(Items from a data source)
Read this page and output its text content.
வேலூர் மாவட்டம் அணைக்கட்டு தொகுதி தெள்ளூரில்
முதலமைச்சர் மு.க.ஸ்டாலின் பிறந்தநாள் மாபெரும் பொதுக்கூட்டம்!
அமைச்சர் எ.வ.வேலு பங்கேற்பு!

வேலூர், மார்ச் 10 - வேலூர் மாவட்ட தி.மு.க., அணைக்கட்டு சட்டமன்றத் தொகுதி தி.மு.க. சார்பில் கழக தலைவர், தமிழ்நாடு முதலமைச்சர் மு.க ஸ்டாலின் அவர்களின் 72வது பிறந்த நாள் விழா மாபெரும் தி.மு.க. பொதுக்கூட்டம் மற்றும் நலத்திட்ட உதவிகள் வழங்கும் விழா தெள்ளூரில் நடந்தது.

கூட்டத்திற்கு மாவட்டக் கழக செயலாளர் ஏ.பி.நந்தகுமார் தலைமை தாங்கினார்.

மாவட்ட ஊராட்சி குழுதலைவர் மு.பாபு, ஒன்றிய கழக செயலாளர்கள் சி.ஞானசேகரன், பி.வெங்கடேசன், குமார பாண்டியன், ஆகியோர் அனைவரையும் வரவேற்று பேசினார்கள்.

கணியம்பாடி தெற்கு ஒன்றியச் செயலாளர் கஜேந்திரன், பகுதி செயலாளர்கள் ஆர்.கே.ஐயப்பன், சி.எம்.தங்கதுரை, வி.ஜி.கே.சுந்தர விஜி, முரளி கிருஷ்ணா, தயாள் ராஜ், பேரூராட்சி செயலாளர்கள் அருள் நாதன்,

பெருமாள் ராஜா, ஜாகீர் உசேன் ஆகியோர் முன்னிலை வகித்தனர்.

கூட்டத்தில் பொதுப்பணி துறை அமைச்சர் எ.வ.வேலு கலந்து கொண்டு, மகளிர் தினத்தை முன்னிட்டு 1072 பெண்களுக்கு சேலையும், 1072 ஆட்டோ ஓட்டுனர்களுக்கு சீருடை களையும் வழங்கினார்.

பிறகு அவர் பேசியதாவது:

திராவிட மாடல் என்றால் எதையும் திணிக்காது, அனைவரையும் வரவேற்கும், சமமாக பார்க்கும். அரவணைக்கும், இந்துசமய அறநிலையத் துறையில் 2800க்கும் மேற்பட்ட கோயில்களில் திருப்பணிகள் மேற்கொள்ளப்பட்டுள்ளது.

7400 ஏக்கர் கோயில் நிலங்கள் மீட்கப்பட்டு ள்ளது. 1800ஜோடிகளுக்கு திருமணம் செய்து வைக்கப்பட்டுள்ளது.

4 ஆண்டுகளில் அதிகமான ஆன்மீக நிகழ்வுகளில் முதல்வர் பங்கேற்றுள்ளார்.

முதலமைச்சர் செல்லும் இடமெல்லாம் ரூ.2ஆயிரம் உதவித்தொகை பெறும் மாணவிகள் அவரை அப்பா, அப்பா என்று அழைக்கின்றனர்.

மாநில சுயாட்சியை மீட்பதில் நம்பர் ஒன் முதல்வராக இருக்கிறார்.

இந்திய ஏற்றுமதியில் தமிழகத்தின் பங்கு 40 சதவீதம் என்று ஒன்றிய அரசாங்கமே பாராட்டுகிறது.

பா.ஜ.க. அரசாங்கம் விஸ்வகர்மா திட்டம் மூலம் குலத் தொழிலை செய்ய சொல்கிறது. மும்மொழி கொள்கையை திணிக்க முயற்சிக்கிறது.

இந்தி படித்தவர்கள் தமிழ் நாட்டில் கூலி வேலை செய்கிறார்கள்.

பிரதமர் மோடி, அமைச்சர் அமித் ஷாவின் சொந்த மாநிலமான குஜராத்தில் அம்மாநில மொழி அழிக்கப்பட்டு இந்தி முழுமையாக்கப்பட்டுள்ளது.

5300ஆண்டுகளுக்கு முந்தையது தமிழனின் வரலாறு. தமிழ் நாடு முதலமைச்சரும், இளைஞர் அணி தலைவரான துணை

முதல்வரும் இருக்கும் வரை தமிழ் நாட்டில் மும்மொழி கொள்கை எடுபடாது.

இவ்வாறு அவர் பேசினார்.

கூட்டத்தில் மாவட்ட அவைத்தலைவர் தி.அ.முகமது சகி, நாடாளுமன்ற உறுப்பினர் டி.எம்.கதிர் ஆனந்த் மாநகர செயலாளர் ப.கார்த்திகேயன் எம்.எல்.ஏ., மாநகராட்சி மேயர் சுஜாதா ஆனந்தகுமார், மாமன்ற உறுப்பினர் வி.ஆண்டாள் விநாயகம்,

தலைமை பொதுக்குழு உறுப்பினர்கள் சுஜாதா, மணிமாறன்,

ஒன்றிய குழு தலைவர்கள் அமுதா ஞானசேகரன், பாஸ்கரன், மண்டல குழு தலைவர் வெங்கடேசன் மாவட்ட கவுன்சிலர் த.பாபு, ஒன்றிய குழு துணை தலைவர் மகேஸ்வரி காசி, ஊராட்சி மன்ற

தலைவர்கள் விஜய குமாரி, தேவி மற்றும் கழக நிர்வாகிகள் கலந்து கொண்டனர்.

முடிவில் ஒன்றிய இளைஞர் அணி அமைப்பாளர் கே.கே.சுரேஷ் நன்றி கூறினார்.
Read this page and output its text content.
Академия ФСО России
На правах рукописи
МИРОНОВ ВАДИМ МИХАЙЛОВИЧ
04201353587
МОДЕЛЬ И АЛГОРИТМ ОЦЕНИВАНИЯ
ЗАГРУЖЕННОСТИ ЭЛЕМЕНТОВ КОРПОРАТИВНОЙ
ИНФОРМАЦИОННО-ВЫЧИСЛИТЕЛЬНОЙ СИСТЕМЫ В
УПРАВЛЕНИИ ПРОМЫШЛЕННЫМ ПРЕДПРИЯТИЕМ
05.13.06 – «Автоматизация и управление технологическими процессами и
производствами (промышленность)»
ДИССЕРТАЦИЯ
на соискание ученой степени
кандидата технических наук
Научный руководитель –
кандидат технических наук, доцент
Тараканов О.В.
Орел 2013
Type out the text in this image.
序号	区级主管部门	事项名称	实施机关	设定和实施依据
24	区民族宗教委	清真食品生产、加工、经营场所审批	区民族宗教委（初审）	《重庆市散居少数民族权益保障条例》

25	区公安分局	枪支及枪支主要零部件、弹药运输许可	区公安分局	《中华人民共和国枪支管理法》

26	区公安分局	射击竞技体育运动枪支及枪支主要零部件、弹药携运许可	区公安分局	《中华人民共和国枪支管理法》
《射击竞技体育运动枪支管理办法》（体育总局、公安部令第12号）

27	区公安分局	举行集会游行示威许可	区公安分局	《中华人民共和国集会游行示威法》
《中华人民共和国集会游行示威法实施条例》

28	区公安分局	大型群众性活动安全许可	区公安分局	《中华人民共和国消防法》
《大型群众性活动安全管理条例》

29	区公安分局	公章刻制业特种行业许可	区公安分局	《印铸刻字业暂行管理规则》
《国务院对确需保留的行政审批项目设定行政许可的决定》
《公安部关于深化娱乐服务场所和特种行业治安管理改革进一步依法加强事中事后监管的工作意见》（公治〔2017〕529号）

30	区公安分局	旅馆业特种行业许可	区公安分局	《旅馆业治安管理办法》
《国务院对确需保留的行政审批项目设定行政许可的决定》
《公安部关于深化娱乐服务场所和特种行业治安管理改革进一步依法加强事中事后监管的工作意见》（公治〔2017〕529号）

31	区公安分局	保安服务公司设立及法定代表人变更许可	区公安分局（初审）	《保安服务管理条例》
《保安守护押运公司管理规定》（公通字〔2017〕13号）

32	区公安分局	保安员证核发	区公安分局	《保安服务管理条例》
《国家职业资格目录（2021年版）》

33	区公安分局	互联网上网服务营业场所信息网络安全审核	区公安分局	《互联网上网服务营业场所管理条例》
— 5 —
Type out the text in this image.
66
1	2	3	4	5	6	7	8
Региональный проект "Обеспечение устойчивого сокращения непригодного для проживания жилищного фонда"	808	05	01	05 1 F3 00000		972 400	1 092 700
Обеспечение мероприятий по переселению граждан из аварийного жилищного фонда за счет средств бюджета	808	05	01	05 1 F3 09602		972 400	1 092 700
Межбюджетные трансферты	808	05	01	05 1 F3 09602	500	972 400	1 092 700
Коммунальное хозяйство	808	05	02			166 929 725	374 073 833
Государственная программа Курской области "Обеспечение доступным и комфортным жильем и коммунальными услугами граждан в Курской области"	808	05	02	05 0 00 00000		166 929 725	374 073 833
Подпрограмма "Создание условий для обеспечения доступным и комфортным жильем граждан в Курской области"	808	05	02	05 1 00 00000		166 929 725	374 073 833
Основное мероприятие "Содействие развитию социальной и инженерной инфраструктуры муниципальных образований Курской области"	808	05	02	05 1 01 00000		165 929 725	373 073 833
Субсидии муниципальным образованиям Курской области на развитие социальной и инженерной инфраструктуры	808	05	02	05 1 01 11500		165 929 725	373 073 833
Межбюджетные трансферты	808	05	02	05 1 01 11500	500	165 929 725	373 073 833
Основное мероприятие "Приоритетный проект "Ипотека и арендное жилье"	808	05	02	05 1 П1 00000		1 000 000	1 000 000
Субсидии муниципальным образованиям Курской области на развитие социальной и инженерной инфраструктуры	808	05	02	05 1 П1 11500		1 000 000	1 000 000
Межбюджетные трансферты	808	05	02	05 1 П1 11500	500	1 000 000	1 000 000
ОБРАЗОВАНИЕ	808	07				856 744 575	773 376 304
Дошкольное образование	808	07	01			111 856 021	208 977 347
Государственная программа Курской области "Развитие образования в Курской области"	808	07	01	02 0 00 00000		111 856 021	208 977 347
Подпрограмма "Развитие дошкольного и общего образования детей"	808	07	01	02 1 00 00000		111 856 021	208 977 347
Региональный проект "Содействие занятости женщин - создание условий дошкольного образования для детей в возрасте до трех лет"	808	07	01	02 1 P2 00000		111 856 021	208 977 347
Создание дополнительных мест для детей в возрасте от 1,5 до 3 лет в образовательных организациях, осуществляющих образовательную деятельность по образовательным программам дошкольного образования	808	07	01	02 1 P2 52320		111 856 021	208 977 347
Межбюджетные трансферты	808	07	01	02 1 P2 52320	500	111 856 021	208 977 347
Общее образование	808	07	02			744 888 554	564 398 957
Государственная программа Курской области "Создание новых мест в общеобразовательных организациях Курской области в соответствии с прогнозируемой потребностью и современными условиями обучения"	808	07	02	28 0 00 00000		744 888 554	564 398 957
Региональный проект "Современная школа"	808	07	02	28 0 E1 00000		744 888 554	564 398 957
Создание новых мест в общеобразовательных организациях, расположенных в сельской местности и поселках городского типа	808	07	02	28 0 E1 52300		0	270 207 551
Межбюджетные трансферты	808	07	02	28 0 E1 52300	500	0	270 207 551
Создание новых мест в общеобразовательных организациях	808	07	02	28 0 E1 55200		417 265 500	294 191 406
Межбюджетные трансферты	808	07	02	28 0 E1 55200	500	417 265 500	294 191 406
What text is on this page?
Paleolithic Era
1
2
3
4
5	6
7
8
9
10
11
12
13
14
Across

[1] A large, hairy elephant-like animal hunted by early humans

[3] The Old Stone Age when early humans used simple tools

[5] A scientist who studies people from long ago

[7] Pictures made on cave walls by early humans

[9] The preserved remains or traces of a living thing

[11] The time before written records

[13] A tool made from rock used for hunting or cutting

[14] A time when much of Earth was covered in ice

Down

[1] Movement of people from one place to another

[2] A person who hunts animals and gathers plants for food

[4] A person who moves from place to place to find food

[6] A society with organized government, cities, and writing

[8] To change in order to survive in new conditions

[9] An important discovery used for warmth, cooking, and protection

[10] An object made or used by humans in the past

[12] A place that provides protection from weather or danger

▶ TASK STATEMENT: Show every line of the listing in which the string "person" can be found.

▶ ANSWER TO THIS TASK:
[2] A person who hunts animals and gathers plants for food
[4] A person who moves from place to place to find food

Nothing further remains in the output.